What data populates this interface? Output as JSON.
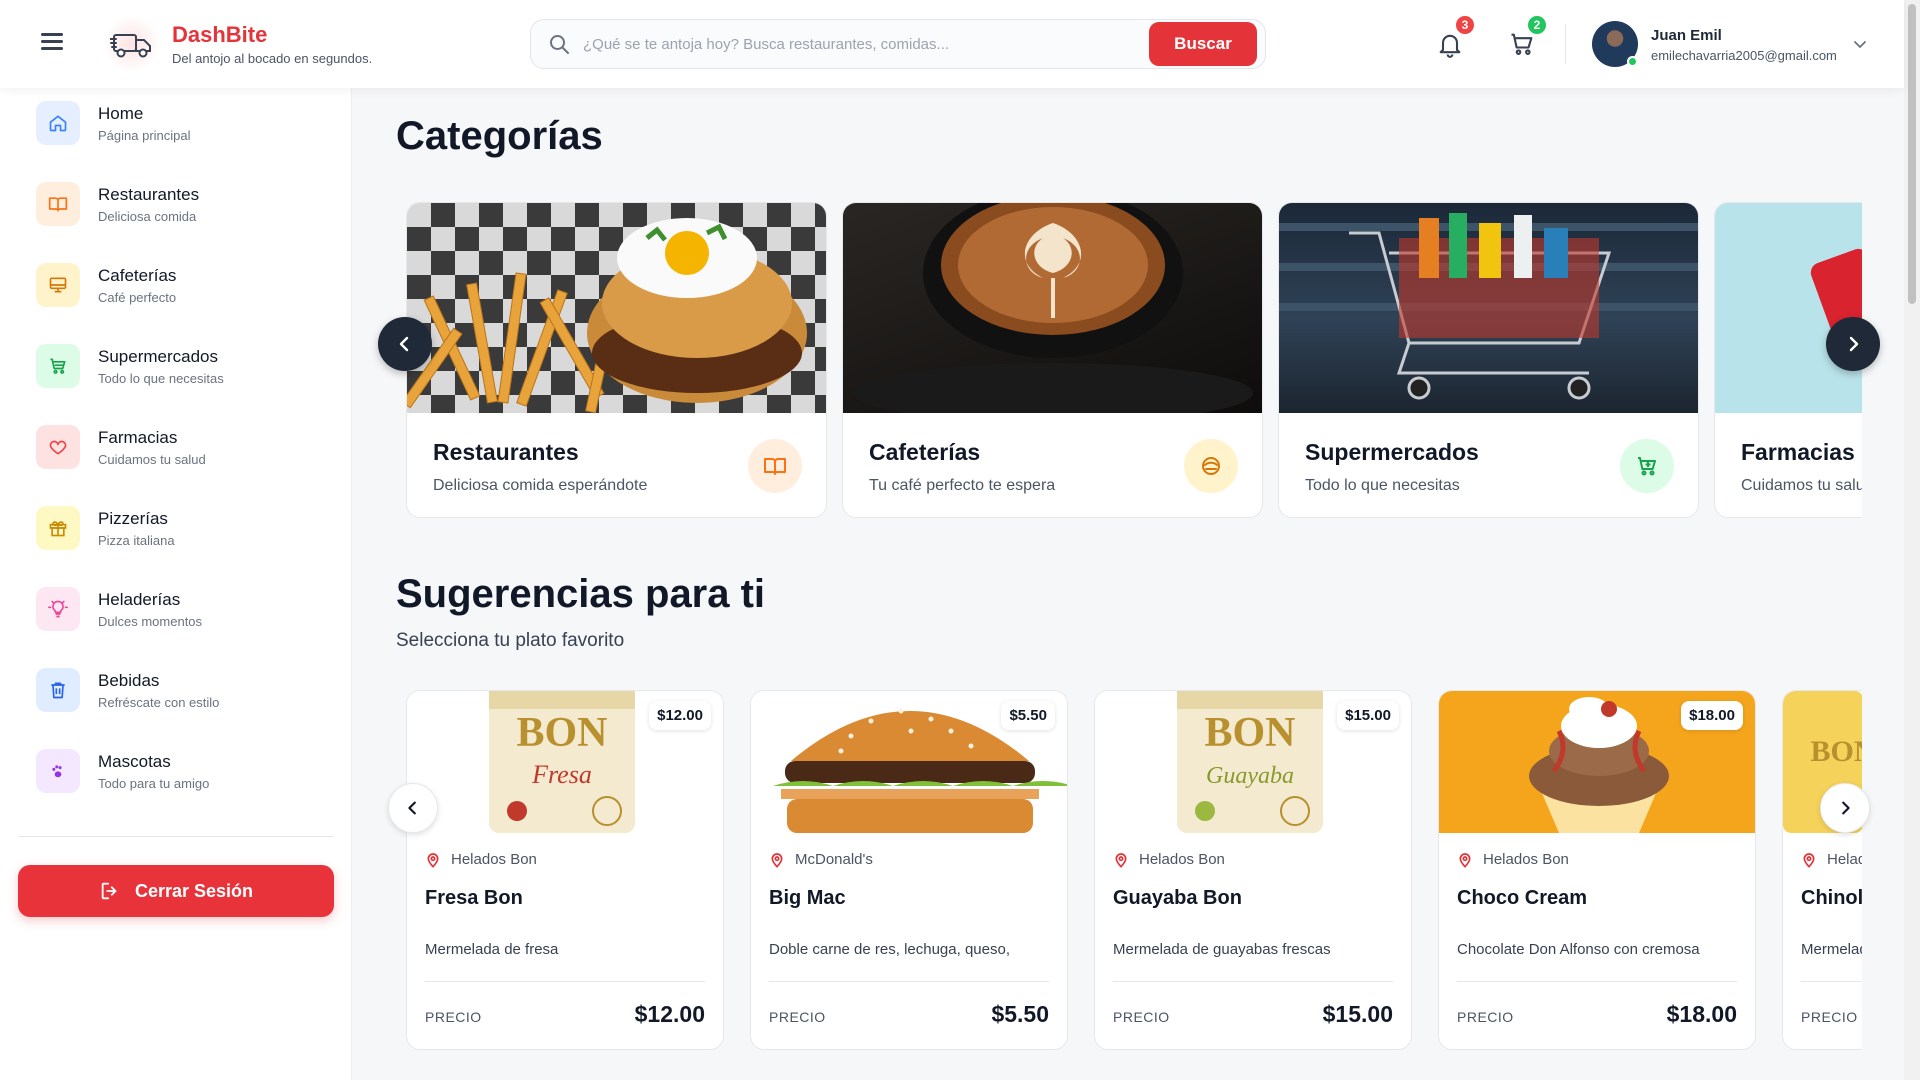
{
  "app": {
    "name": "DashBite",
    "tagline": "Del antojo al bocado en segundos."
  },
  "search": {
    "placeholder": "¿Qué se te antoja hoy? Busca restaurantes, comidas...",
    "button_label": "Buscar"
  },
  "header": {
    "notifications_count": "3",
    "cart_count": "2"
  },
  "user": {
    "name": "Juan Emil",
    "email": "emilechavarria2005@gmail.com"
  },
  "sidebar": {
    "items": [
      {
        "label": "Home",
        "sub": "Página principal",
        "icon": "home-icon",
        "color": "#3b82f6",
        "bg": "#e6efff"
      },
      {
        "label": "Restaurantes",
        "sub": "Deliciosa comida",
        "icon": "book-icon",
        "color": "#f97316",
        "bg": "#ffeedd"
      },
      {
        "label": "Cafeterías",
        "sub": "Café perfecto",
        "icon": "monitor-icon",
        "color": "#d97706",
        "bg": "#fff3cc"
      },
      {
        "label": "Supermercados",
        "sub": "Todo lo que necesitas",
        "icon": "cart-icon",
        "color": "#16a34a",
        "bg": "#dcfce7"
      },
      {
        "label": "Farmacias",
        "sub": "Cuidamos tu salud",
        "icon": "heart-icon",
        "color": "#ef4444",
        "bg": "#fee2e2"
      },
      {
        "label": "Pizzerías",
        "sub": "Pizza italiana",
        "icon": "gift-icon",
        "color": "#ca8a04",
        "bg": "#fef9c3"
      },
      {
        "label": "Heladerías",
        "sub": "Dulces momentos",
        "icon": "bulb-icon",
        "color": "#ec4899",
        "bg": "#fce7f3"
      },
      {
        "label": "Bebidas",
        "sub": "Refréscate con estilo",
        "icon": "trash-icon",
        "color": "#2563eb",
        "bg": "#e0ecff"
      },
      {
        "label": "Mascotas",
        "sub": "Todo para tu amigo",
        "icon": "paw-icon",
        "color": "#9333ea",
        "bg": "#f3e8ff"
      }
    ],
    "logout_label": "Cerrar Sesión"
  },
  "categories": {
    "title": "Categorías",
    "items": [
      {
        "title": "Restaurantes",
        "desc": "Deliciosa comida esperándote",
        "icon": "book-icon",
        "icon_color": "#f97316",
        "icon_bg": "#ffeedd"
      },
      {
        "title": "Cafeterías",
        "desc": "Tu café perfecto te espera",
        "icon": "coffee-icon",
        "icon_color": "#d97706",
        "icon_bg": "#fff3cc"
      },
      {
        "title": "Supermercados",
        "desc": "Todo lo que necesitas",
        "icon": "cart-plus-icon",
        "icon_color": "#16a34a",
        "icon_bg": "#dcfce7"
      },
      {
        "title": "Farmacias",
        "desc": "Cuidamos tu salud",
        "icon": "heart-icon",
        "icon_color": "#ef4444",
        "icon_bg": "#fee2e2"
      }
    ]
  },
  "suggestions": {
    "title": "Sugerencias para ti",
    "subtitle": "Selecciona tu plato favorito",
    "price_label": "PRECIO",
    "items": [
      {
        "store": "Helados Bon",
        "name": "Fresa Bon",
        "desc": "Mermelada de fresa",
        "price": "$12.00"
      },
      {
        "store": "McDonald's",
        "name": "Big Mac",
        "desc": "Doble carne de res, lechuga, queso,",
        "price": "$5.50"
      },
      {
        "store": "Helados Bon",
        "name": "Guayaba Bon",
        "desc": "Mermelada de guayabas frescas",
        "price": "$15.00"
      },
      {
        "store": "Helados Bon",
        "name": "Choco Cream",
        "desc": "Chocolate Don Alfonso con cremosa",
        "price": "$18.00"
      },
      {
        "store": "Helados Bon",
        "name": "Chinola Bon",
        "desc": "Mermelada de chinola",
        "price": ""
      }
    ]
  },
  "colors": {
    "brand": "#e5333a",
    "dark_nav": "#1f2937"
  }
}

^^^^^^^^

Return to the listing above and set it down exactly, leaving out its pictures.

ANSWER TO THIS TASK:
What data populates this interface? Output as JSON.
{
  "app": {
    "name": "DashBite",
    "tagline": "Del antojo al bocado en segundos."
  },
  "search": {
    "placeholder": "¿Qué se te antoja hoy? Busca restaurantes, comidas...",
    "button_label": "Buscar"
  },
  "header": {
    "notifications_count": "3",
    "cart_count": "2"
  },
  "user": {
    "name": "Juan Emil",
    "email": "emilechavarria2005@gmail.com"
  },
  "sidebar": {
    "items": [
      {
        "label": "Home",
        "sub": "Página principal",
        "icon": "home-icon",
        "color": "#3b82f6",
        "bg": "#e6efff"
      },
      {
        "label": "Restaurantes",
        "sub": "Deliciosa comida",
        "icon": "book-icon",
        "color": "#f97316",
        "bg": "#ffeedd"
      },
      {
        "label": "Cafeterías",
        "sub": "Café perfecto",
        "icon": "monitor-icon",
        "color": "#d97706",
        "bg": "#fff3cc"
      },
      {
        "label": "Supermercados",
        "sub": "Todo lo que necesitas",
        "icon": "cart-icon",
        "color": "#16a34a",
        "bg": "#dcfce7"
      },
      {
        "label": "Farmacias",
        "sub": "Cuidamos tu salud",
        "icon": "heart-icon",
        "color": "#ef4444",
        "bg": "#fee2e2"
      },
      {
        "label": "Pizzerías",
        "sub": "Pizza italiana",
        "icon": "gift-icon",
        "color": "#ca8a04",
        "bg": "#fef9c3"
      },
      {
        "label": "Heladerías",
        "sub": "Dulces momentos",
        "icon": "bulb-icon",
        "color": "#ec4899",
        "bg": "#fce7f3"
      },
      {
        "label": "Bebidas",
        "sub": "Refréscate con estilo",
        "icon": "trash-icon",
        "color": "#2563eb",
        "bg": "#e0ecff"
      },
      {
        "label": "Mascotas",
        "sub": "Todo para tu amigo",
        "icon": "paw-icon",
        "color": "#9333ea",
        "bg": "#f3e8ff"
      }
    ],
    "logout_label": "Cerrar Sesión"
  },
  "categories": {
    "title": "Categorías",
    "items": [
      {
        "title": "Restaurantes",
        "desc": "Deliciosa comida esperándote",
        "icon": "book-icon",
        "icon_color": "#f97316",
        "icon_bg": "#ffeedd"
      },
      {
        "title": "Cafeterías",
        "desc": "Tu café perfecto te espera",
        "icon": "coffee-icon",
        "icon_color": "#d97706",
        "icon_bg": "#fff3cc"
      },
      {
        "title": "Supermercados",
        "desc": "Todo lo que necesitas",
        "icon": "cart-plus-icon",
        "icon_color": "#16a34a",
        "icon_bg": "#dcfce7"
      },
      {
        "title": "Farmacias",
        "desc": "Cuidamos tu salud",
        "icon": "heart-icon",
        "icon_color": "#ef4444",
        "icon_bg": "#fee2e2"
      }
    ]
  },
  "suggestions": {
    "title": "Sugerencias para ti",
    "subtitle": "Selecciona tu plato favorito",
    "price_label": "PRECIO",
    "items": [
      {
        "store": "Helados Bon",
        "name": "Fresa Bon",
        "desc": "Mermelada de fresa",
        "price": "$12.00"
      },
      {
        "store": "McDonald's",
        "name": "Big Mac",
        "desc": "Doble carne de res, lechuga, queso,",
        "price": "$5.50"
      },
      {
        "store": "Helados Bon",
        "name": "Guayaba Bon",
        "desc": "Mermelada de guayabas frescas",
        "price": "$15.00"
      },
      {
        "store": "Helados Bon",
        "name": "Choco Cream",
        "desc": "Chocolate Don Alfonso con cremosa",
        "price": "$18.00"
      },
      {
        "store": "Helados Bon",
        "name": "Chinola Bon",
        "desc": "Mermelada de chinola",
        "price": ""
      }
    ]
  },
  "colors": {
    "brand": "#e5333a",
    "dark_nav": "#1f2937"
  }
}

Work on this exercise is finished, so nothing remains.